▶ **What to produce**:
Go through the material below, count the lines with the word "bond", and reply with the count alone.

=== Data excerpts ===

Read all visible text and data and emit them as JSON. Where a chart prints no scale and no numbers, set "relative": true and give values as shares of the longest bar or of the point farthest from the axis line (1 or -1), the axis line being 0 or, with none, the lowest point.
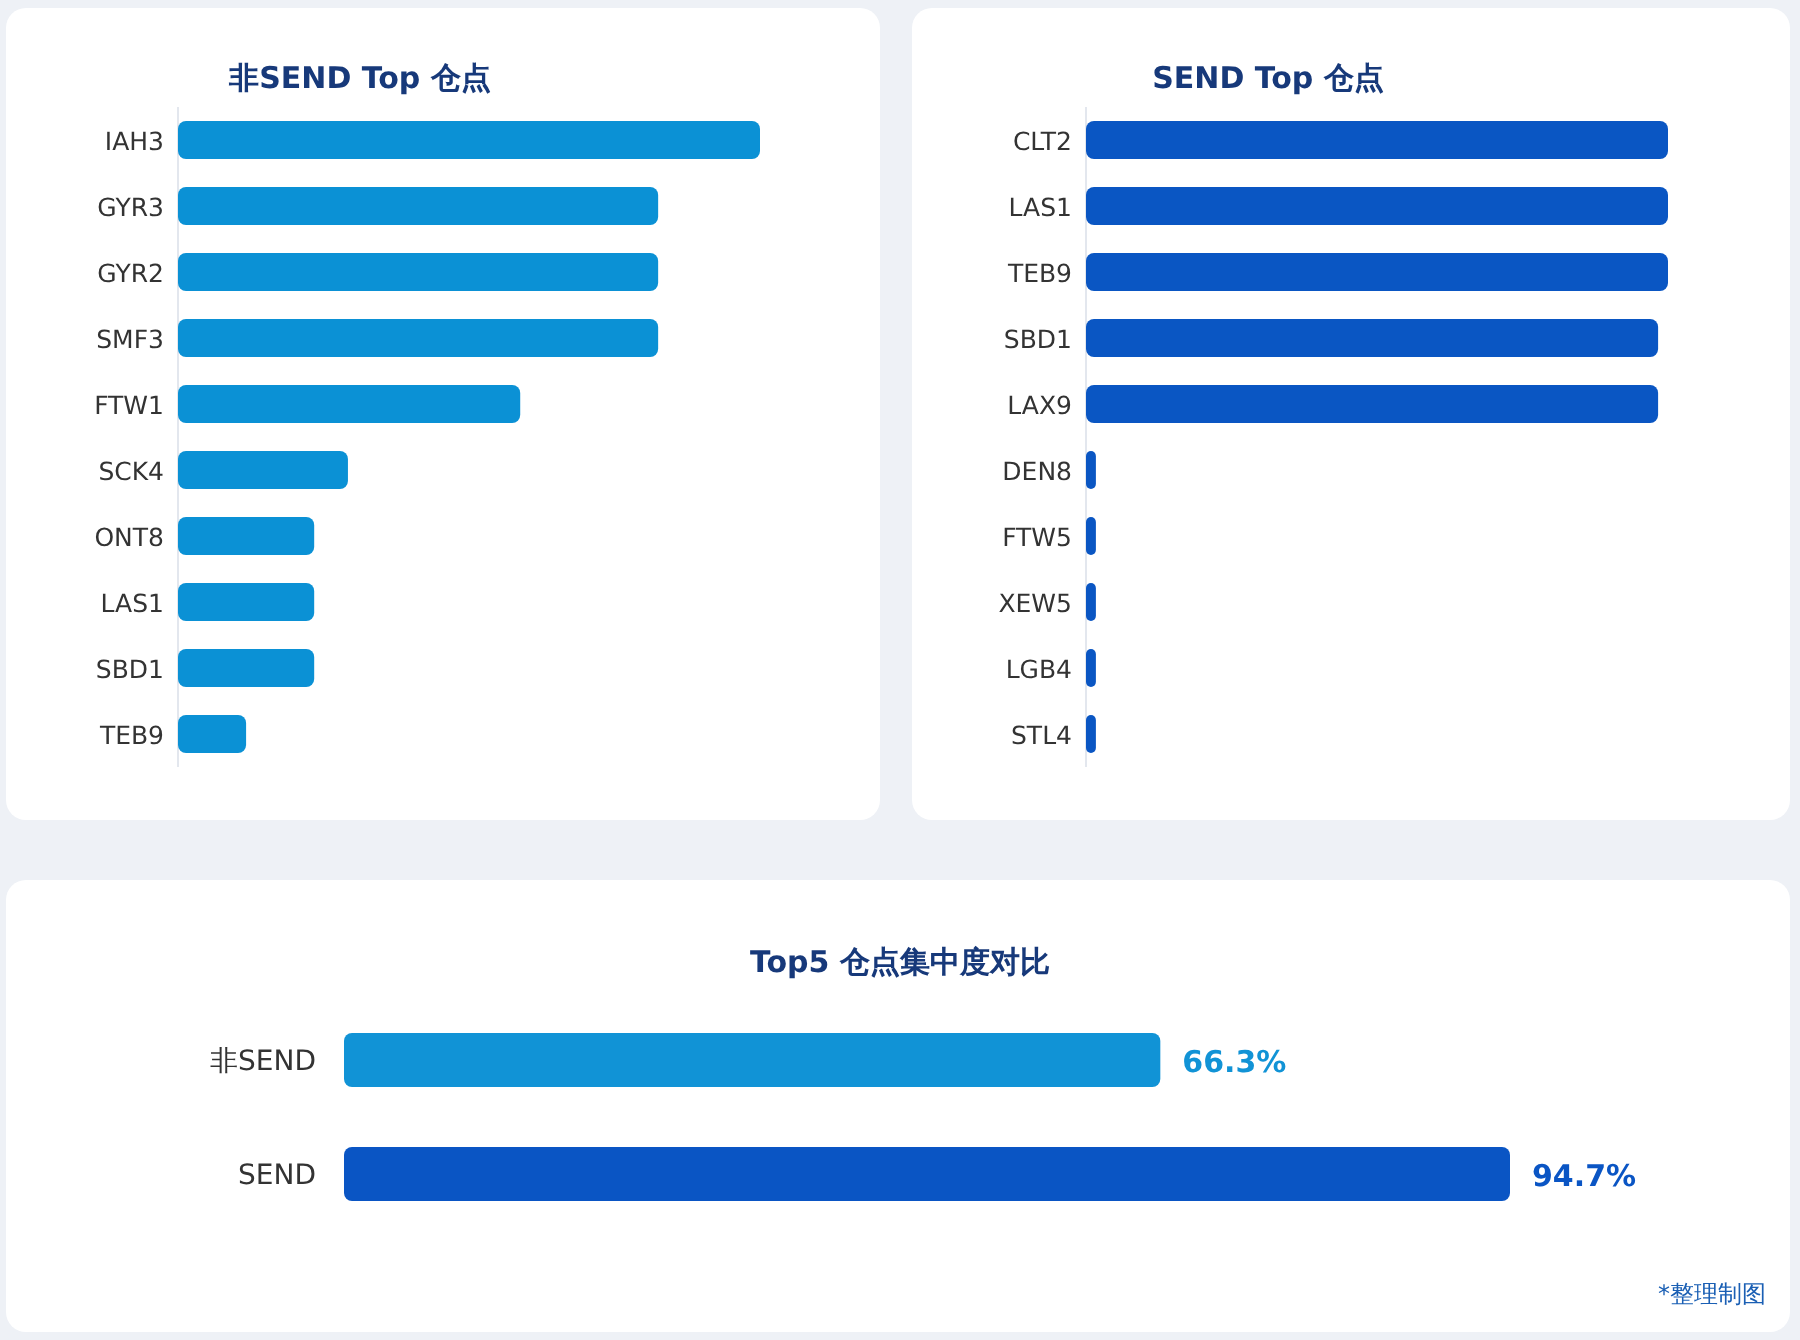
{
  "chart_data": [
    {
      "type": "bar",
      "orientation": "horizontal",
      "relative": true,
      "title": "非SEND Top 仓点",
      "categories": [
        "IAH3",
        "GYR3",
        "GYR2",
        "SMF3",
        "FTW1",
        "SCK4",
        "ONT8",
        "LAS1",
        "SBD1",
        "TEB9"
      ],
      "series": [
        {
          "color": "#0b91d5",
          "values": [
            1,
            0.825,
            0.825,
            0.825,
            0.588,
            0.292,
            0.234,
            0.234,
            0.234,
            0.117
          ]
        }
      ]
    },
    {
      "type": "bar",
      "orientation": "horizontal",
      "relative": true,
      "title": "SEND Top 仓点",
      "categories": [
        "CLT2",
        "LAS1",
        "TEB9",
        "SBD1",
        "LAX9",
        "DEN8",
        "FTW5",
        "XEW5",
        "LGB4",
        "STL4"
      ],
      "series": [
        {
          "color": "#0a56c3",
          "values": [
            1,
            1,
            1,
            0.983,
            0.983,
            0.017,
            0.017,
            0.017,
            0.017,
            0.017
          ]
        }
      ]
    },
    {
      "type": "bar",
      "orientation": "horizontal",
      "title": "Top5 仓点集中度对比",
      "categories": [
        "非SEND",
        "SEND"
      ],
      "values": [
        66.3,
        94.7
      ],
      "colors": [
        "#1193d6",
        "#0a55c4"
      ],
      "value_labels": [
        "66.3%",
        "94.7%"
      ],
      "annotations": [
        "*整理制图"
      ]
    }
  ]
}
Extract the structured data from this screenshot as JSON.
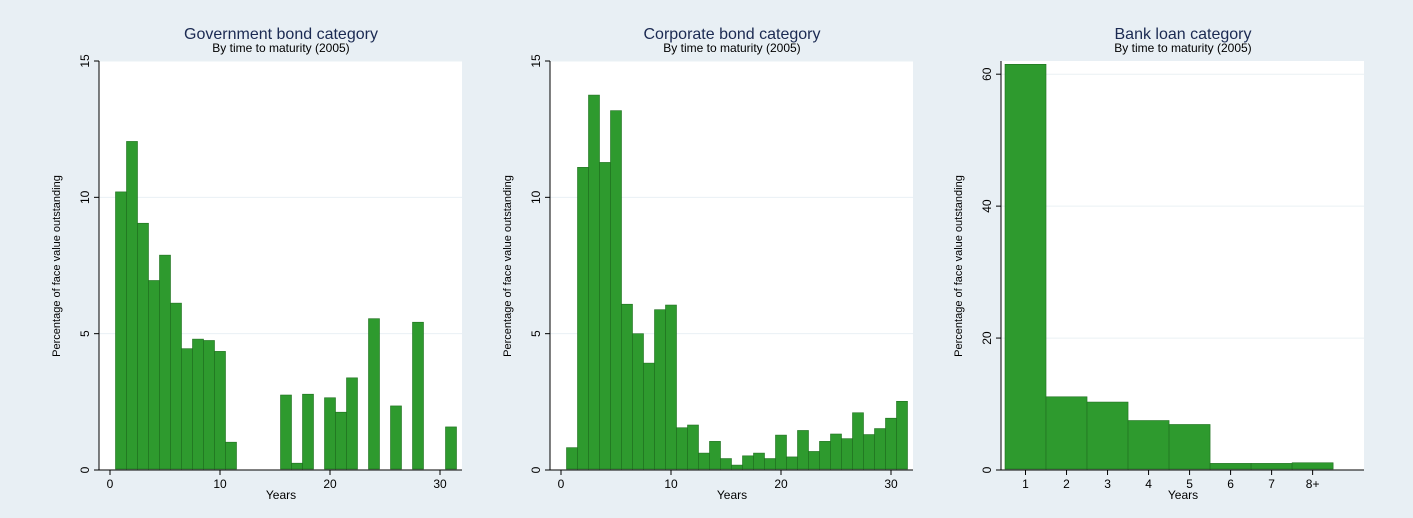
{
  "colors": {
    "bar": "#2e9a2e",
    "bar_edge": "#1f6f1f",
    "plot_bg": "#ffffff",
    "outer_bg": "#e8eff4",
    "grid": "#eaf0f4",
    "title": "#1b2a52"
  },
  "chart_data": [
    {
      "type": "bar",
      "title": "Government bond category",
      "subtitle": "By time to maturity (2005)",
      "xlabel": "Years",
      "ylabel": "Percentage of face value outstanding",
      "xlim": [
        -1,
        32
      ],
      "ylim": [
        0,
        15
      ],
      "xticks": [
        "0",
        "10",
        "20",
        "30"
      ],
      "yticks": [
        "0",
        "5",
        "10",
        "15"
      ],
      "x": [
        1,
        2,
        3,
        4,
        5,
        6,
        7,
        8,
        9,
        10,
        11,
        16,
        17,
        18,
        20,
        21,
        22,
        24,
        26,
        28,
        31
      ],
      "values": [
        10.2,
        12.05,
        9.05,
        6.95,
        7.88,
        6.12,
        4.45,
        4.8,
        4.75,
        4.35,
        1.02,
        2.75,
        0.25,
        2.78,
        2.65,
        2.12,
        3.38,
        5.55,
        2.35,
        5.42,
        1.58
      ],
      "grid": true
    },
    {
      "type": "bar",
      "title": "Corporate bond category",
      "subtitle": "By time to maturity (2005)",
      "xlabel": "Years",
      "ylabel": "Percentage of face value outstanding",
      "xlim": [
        -1,
        32
      ],
      "ylim": [
        0,
        15
      ],
      "xticks": [
        "0",
        "10",
        "20",
        "30"
      ],
      "yticks": [
        "0",
        "5",
        "10",
        "15"
      ],
      "x": [
        1,
        2,
        3,
        4,
        5,
        6,
        7,
        8,
        9,
        10,
        11,
        12,
        13,
        14,
        15,
        16,
        17,
        18,
        19,
        20,
        21,
        22,
        23,
        24,
        25,
        26,
        27,
        28,
        29,
        30,
        31
      ],
      "values": [
        0.82,
        11.1,
        13.75,
        11.28,
        13.18,
        6.08,
        5.0,
        3.92,
        5.88,
        6.05,
        1.55,
        1.65,
        0.62,
        1.05,
        0.42,
        0.18,
        0.52,
        0.62,
        0.42,
        1.28,
        0.48,
        1.45,
        0.68,
        1.05,
        1.32,
        1.15,
        2.1,
        1.3,
        1.52,
        1.9,
        2.52
      ],
      "grid": true
    },
    {
      "type": "bar",
      "title": "Bank loan category",
      "subtitle": "By time to maturity (2005)",
      "xlabel": "Years",
      "ylabel": "Percentage of face value outstanding",
      "ylim": [
        0,
        62
      ],
      "yticks": [
        "0",
        "20",
        "40",
        "60"
      ],
      "categories": [
        "1",
        "2",
        "3",
        "4",
        "5",
        "6",
        "7",
        "8+"
      ],
      "values": [
        61.5,
        11.1,
        10.3,
        7.5,
        6.9,
        1.0,
        1.0,
        1.1
      ],
      "grid": true
    }
  ]
}
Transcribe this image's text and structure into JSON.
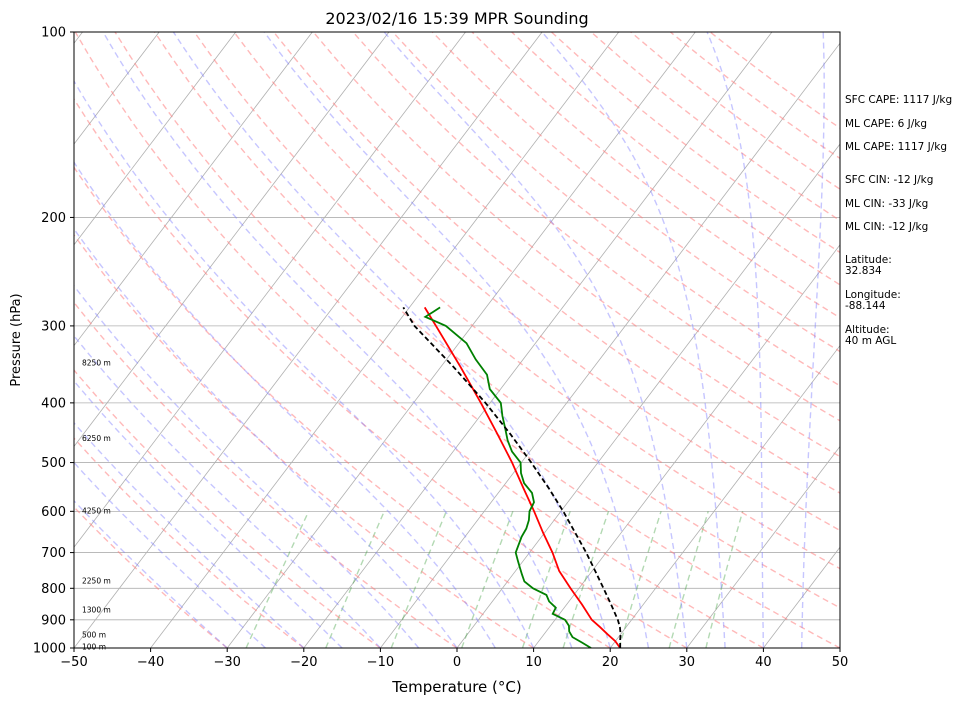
{
  "chart_data": {
    "type": "line",
    "title": "2023/02/16 15:39 MPR Sounding",
    "xlabel": "Temperature (°C)",
    "ylabel": "Pressure (hPa)",
    "xlim": [
      -50,
      50
    ],
    "ylim": [
      1000,
      100
    ],
    "y_scale": "log",
    "skew": true,
    "x_ticks": [
      -50,
      -40,
      -30,
      -20,
      -10,
      0,
      10,
      20,
      30,
      40,
      50
    ],
    "x_tick_labels": [
      "−50",
      "−40",
      "−30",
      "−20",
      "−10",
      "0",
      "10",
      "20",
      "30",
      "40",
      "50"
    ],
    "y_ticks": [
      100,
      200,
      300,
      400,
      500,
      600,
      700,
      800,
      900,
      1000
    ],
    "y_tick_labels": [
      "100",
      "200",
      "300",
      "400",
      "500",
      "600",
      "700",
      "800",
      "900",
      "1000"
    ],
    "grid": true,
    "height_labels": [
      {
        "p": 999,
        "text": "100 m"
      },
      {
        "p": 955,
        "text": "500 m"
      },
      {
        "p": 870,
        "text": "1300 m"
      },
      {
        "p": 780,
        "text": "2250 m"
      },
      {
        "p": 600,
        "text": "4250 m"
      },
      {
        "p": 458,
        "text": "6250 m"
      },
      {
        "p": 345,
        "text": "8250 m"
      }
    ],
    "series": [
      {
        "role": "temperature",
        "color": "#ff0000",
        "style": "solid",
        "p": [
          1000,
          975,
          950,
          925,
          900,
          850,
          800,
          750,
          700,
          650,
          600,
          550,
          500,
          450,
          400,
          350,
          300,
          280
        ],
        "t": [
          21.3,
          20.0,
          18.3,
          16.6,
          14.8,
          12.0,
          8.9,
          5.7,
          3.0,
          -0.2,
          -3.5,
          -7.2,
          -11.2,
          -15.9,
          -21.2,
          -27.4,
          -34.7,
          -38.0
        ]
      },
      {
        "role": "dewpoint",
        "color": "#008000",
        "style": "solid",
        "p": [
          1000,
          980,
          960,
          940,
          920,
          900,
          880,
          860,
          840,
          820,
          800,
          780,
          760,
          740,
          720,
          700,
          680,
          660,
          640,
          620,
          600,
          580,
          560,
          540,
          520,
          500,
          480,
          460,
          440,
          420,
          400,
          380,
          360,
          340,
          320,
          300,
          290,
          285,
          280
        ],
        "t": [
          17.5,
          15.8,
          14.0,
          13.0,
          12.4,
          11.3,
          9.1,
          8.9,
          7.4,
          6.4,
          4.0,
          2.2,
          1.2,
          0.2,
          -0.8,
          -1.8,
          -2.2,
          -2.6,
          -2.8,
          -3.3,
          -4.1,
          -4.4,
          -5.6,
          -7.6,
          -9.0,
          -10.1,
          -12.3,
          -14.0,
          -15.5,
          -17.1,
          -18.6,
          -21.4,
          -23.2,
          -26.2,
          -29.0,
          -33.4,
          -37.0,
          -36.5,
          -36.0
        ]
      },
      {
        "role": "parcel profile",
        "color": "#000000",
        "style": "dashed",
        "p": [
          1000,
          970,
          950,
          925,
          900,
          850,
          800,
          750,
          700,
          650,
          600,
          550,
          500,
          450,
          400,
          350,
          300,
          280
        ],
        "t": [
          21.3,
          20.5,
          20.0,
          19.2,
          18.2,
          15.8,
          13.2,
          10.4,
          7.4,
          4.0,
          0.3,
          -3.9,
          -8.7,
          -14.2,
          -20.6,
          -28.3,
          -37.5,
          -40.8
        ]
      }
    ]
  },
  "side_panel": {
    "sfc_cape": "SFC CAPE: 1117 J/kg",
    "ml_cape_1": "ML CAPE: 6 J/kg",
    "ml_cape_2": "ML CAPE: 1117 J/kg",
    "sfc_cin": "SFC CIN: -12 J/kg",
    "ml_cin_1": "ML CIN: -33 J/kg",
    "ml_cin_2": "ML CIN: -12 J/kg",
    "latitude_label": "Latitude:",
    "latitude_value": "32.834",
    "longitude_label": "Longitude:",
    "longitude_value": "-88.144",
    "altitude_label": "Altitude:",
    "altitude_value": "40 m AGL"
  }
}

===

▶ **Task solution**:
2